[Stored items]
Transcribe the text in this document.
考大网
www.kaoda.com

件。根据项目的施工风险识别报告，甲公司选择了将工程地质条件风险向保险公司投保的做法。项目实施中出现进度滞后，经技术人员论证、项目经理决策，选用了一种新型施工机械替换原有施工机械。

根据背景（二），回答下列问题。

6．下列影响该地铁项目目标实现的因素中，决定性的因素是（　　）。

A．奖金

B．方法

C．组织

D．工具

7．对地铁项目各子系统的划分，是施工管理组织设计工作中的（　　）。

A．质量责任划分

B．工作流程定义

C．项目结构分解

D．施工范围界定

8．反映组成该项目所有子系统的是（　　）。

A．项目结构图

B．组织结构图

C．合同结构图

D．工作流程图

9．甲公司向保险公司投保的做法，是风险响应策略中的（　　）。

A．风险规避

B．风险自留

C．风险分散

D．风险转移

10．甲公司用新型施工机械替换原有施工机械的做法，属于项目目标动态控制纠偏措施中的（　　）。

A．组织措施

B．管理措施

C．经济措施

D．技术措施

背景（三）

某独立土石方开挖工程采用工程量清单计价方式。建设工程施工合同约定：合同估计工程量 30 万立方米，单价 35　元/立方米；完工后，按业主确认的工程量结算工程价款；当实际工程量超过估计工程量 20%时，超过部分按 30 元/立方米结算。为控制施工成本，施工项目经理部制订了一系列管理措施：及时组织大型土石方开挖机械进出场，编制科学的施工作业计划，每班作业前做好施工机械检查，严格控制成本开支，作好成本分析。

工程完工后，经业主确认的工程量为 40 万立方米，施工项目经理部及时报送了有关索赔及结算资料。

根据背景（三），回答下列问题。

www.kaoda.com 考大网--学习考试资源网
--
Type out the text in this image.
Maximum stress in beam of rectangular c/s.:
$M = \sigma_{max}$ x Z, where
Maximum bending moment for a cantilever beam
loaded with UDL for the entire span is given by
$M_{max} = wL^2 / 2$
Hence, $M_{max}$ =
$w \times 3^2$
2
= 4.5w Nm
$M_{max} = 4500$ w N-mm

### The task
Gather each line of the listing that holds the string "beam".

### Response
Maximum stress in beam of rectangular c/s.:
Maximum bending moment for a cantilever beam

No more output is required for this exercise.